Stated problem 1: In the passage on GCC objectives and business models, what principles is the Territorial Engineering operation based on?

Passage to read:
--- BEGIN ---
The current period constitutes a critical juncture for the joint action initiated by the GCC States, because the current period is characterized by challenges and new developments, which have to be addressed based on a vision and thought different from those prevailing at the beginning of the second half of the 20th century. Therefore, there is an urgent pressing need for the GCC States to reconsider all available opportunities and restraints imposed upon them, as well as the challenges facing them building order, to be able to draw up new trends toward the future that cope with the hopes and aspirations of their people looking forward to a better tomorrow for their generations. It is required to be done in order to develop better development plans so as to facilitate the movement toward the goals and objectives laid down for the early decades of the 21st century (EACID, 2011).
Some of the objectives of GCC are:
* achieving economic and social development
* value based capacity building Share in cultural heritage, resources and environment
* healthy competition and integration
* sustainable development, ensuring adequate water resources
* integrated economic partnership and enhancing and reinforcing intra-GCC trade.
AIM OF THIS RESEARCH
The aim of this research is to discuss the innovation perspective and its significance toward building business models as well as bringing the social innovation concept awareness, in order to address (if not all) most of the GCC objectives listed above toward focusing on public welfare.
INNOVATION AND NEED OF NEW BUSINESS MODELS
The decision on infrastructure investment in a certain regions is a complex task especially when the public financial resources are scarce. It is often necessary to determine whether a project or a public scheme can create enough revenue to pay off loans or is able to produce financial benefits to attract private investors. Moreover, economic growth is dependent on strategic market location, local economies and political and regulatory environment. Territorial Engineering is an innovative concept especially in countries like Canada, Europe etc. where the role of Territorial Engineering does not only define the rules and techniques for developing territorial programs but also involves analyzing and designing the procedures for program and project management, financial engineering management, legal management, consensus building and knowledge management (Guilherme de Aragao, Nascimento and Chaim, 2010). The Territorial Engineering operation is based on public private partnership principles and with the motivation of innovation.
Hybridity (such as public and private partnership) is their essential characteristic, and it fulfills an indispensable role. An approach is developed that does not rest on classification of distinctions by sectors or profit orientation. A generic structure of social entrepreneurship can be proposed which in turn is founded upon enterprise ontology (AlSudairi & Vasista, 2012a). Through various combinations between the components (among which are mission such as value creation and addition, target population such as people of the nation, and knowledge on markets), various types of business models can be distinguished. At an emergent functional level, these design configurations allow for a typological (taxonomy based) distinction between various types of strategy (Grassl, 2012).
The capacity of a firm (or nation) to capture value will be deeply compromised unless the capacity exists to create new business models (Teece, 2010). Because companies commercialize new ideas and technologies through their business model. The widespread commercialization or 'marketization' can become a dominant force in shaping the both social and economic life through business and non-profit sectors (Young & Salamon, 2002). Social enterprises with technological innovation often needs to be matched with business model innovation if the innovator is to capture socio economic value. Sometimes the creation of new business models leads to the creation of new industries. Companies should be seeking and considering improvements to business models, particularly difficult to imitate improvements that add value for customers, at all times. Changing the firm's business model literally involves changing the paradigm by which it goes to market, and inertia is likely to be considerable (Teece, 2010).
--- END ---
Input:
--- BEGIN ---
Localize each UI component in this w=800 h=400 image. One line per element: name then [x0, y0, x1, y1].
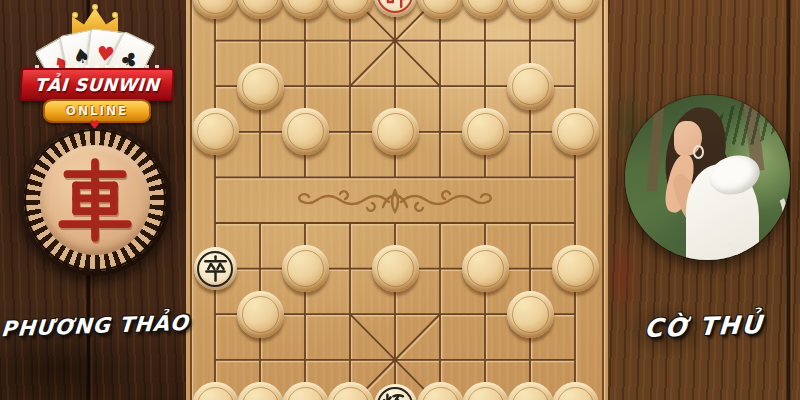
piece-character [382, 392, 409, 400]
river-ornament [285, 186, 505, 216]
medallion-face [40, 145, 150, 255]
player-avatar[interactable] [625, 95, 790, 260]
piece-character [382, 0, 409, 9]
site-subtitle: ONLINE [66, 104, 129, 118]
xiangqi-piece[interactable] [372, 108, 419, 155]
xiangqi-piece[interactable] [552, 108, 599, 155]
xiangqi-piece[interactable] [462, 245, 509, 292]
chariot-medallion [19, 124, 171, 276]
chariot-character [52, 157, 138, 243]
promo-banner: ♦ ♠ ♥ ♣ TẢI SUNWIN ONLINE ♥ PHƯƠNG THẢO … [0, 0, 800, 400]
xiangqi-piece[interactable] [282, 245, 329, 292]
xiangqi-piece[interactable] [237, 291, 284, 338]
heart-icon: ♥ [89, 118, 100, 132]
xiangqi-board [186, 0, 608, 400]
xiangqi-piece[interactable] [372, 245, 419, 292]
xiangqi-piece[interactable] [552, 245, 599, 292]
sunwin-logo[interactable]: ♦ ♠ ♥ ♣ TẢI SUNWIN ONLINE ♥ [20, 6, 170, 128]
xiangqi-piece[interactable] [237, 63, 284, 110]
xiangqi-piece[interactable] [507, 63, 554, 110]
black-soldier-piece[interactable] [194, 247, 237, 290]
xiangqi-piece[interactable] [462, 108, 509, 155]
site-title: TẢI SUNWIN [34, 75, 160, 95]
xiangqi-piece[interactable] [282, 108, 329, 155]
xiangqi-piece[interactable] [507, 291, 554, 338]
earring [693, 145, 704, 159]
xiangqi-piece[interactable] [192, 108, 239, 155]
site-title-banner: TẢI SUNWIN [19, 68, 175, 101]
piece-character [202, 255, 229, 282]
--- END ---
Stated problem 2: Format the part of the records that opens with the line containing "piece-character [382, 392, 409, 400]" and closes with the line containing "xiangqi-piece[interactable] [552, 108, 599, 155]" as a JSON list of strings, one string per line, with blank lines left out.

Worked answer 1: Public private partnership principles, with the motivation of innovation.

Worked answer 2:
[
  "piece-character [382, 392, 409, 400]",
  "river-ornament [285, 186, 505, 216]",
  "medallion-face [40, 145, 150, 255]",
  "player-avatar[interactable] [625, 95, 790, 260]",
  "piece-character [382, 0, 409, 9]",
  "site-subtitle: ONLINE [66, 104, 129, 118]",
  "xiangqi-piece[interactable] [372, 108, 419, 155]",
  "xiangqi-piece[interactable] [552, 108, 599, 155]"
]